[Records from a dataset]

● ● ● ● ● ● ●

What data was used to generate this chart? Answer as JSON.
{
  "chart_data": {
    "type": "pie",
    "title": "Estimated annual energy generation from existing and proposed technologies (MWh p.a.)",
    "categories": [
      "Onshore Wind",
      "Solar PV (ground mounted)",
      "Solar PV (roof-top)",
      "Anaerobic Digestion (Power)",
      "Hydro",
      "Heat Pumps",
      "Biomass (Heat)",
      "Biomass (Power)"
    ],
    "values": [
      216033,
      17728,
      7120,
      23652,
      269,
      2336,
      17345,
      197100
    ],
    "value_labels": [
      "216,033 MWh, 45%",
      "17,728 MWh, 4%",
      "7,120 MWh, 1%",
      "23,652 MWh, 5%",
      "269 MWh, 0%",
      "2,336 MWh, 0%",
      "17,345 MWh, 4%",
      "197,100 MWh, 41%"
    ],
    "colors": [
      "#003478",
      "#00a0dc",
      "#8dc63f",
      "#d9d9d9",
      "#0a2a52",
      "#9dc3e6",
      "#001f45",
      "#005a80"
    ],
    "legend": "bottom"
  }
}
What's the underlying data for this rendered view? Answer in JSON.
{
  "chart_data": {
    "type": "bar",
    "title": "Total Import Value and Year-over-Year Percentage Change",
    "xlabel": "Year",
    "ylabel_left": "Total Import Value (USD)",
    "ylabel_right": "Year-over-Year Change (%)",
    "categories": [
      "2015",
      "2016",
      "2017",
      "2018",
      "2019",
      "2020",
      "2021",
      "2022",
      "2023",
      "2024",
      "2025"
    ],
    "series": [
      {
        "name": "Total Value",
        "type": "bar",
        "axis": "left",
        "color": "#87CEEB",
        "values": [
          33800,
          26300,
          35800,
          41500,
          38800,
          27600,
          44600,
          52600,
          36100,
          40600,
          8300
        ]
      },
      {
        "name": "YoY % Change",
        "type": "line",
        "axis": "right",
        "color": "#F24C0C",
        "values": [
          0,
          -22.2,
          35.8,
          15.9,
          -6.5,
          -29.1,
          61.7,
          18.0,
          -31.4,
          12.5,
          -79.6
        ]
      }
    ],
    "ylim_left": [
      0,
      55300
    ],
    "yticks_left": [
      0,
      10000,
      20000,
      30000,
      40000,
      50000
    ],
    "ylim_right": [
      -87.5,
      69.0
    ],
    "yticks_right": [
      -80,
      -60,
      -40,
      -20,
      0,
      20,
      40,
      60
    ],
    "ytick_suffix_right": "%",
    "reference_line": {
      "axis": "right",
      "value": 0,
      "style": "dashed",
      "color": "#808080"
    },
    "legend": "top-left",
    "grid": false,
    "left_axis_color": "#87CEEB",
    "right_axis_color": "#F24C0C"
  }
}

● ● ● ● ● ● ●

** Exercise description **
Output all of the material, please, exactly as it stands.

** Exercise solution **
What data was used to generate this chart? Answer as JSON.
{
  "chart_data": {
    "type": "pie",
    "title": "Estimated annual energy generation from existing and proposed technologies (MWh p.a.)",
    "categories": [
      "Onshore Wind",
      "Solar PV (ground mounted)",
      "Solar PV (roof-top)",
      "Anaerobic Digestion (Power)",
      "Hydro",
      "Heat Pumps",
      "Biomass (Heat)",
      "Biomass (Power)"
    ],
    "values": [
      216033,
      17728,
      7120,
      23652,
      269,
      2336,
      17345,
      197100
    ],
    "value_labels": [
      "216,033 MWh, 45%",
      "17,728 MWh, 4%",
      "7,120 MWh, 1%",
      "23,652 MWh, 5%",
      "269 MWh, 0%",
      "2,336 MWh, 0%",
      "17,345 MWh, 4%",
      "197,100 MWh, 41%"
    ],
    "colors": [
      "#003478",
      "#00a0dc",
      "#8dc63f",
      "#d9d9d9",
      "#0a2a52",
      "#9dc3e6",
      "#001f45",
      "#005a80"
    ],
    "legend": "bottom"
  }
}
What's the underlying data for this rendered view? Answer in JSON.
{
  "chart_data": {
    "type": "bar",
    "title": "Total Import Value and Year-over-Year Percentage Change",
    "xlabel": "Year",
    "ylabel_left": "Total Import Value (USD)",
    "ylabel_right": "Year-over-Year Change (%)",
    "categories": [
      "2015",
      "2016",
      "2017",
      "2018",
      "2019",
      "2020",
      "2021",
      "2022",
      "2023",
      "2024",
      "2025"
    ],
    "series": [
      {
        "name": "Total Value",
        "type": "bar",
        "axis": "left",
        "color": "#87CEEB",
        "values": [
          33800,
          26300,
          35800,
          41500,
          38800,
          27600,
          44600,
          52600,
          36100,
          40600,
          8300
        ]
      },
      {
        "name": "YoY % Change",
        "type": "line",
        "axis": "right",
        "color": "#F24C0C",
        "values": [
          0,
          -22.2,
          35.8,
          15.9,
          -6.5,
          -29.1,
          61.7,
          18.0,
          -31.4,
          12.5,
          -79.6
        ]
      }
    ],
    "ylim_left": [
      0,
      55300
    ],
    "yticks_left": [
      0,
      10000,
      20000,
      30000,
      40000,
      50000
    ],
    "ylim_right": [
      -87.5,
      69.0
    ],
    "yticks_right": [
      -80,
      -60,
      -40,
      -20,
      0,
      20,
      40,
      60
    ],
    "ytick_suffix_right": "%",
    "reference_line": {
      "axis": "right",
      "value": 0,
      "style": "dashed",
      "color": "#808080"
    },
    "legend": "top-left",
    "grid": false,
    "left_axis_color": "#87CEEB",
    "right_axis_color": "#F24C0C"
  }
}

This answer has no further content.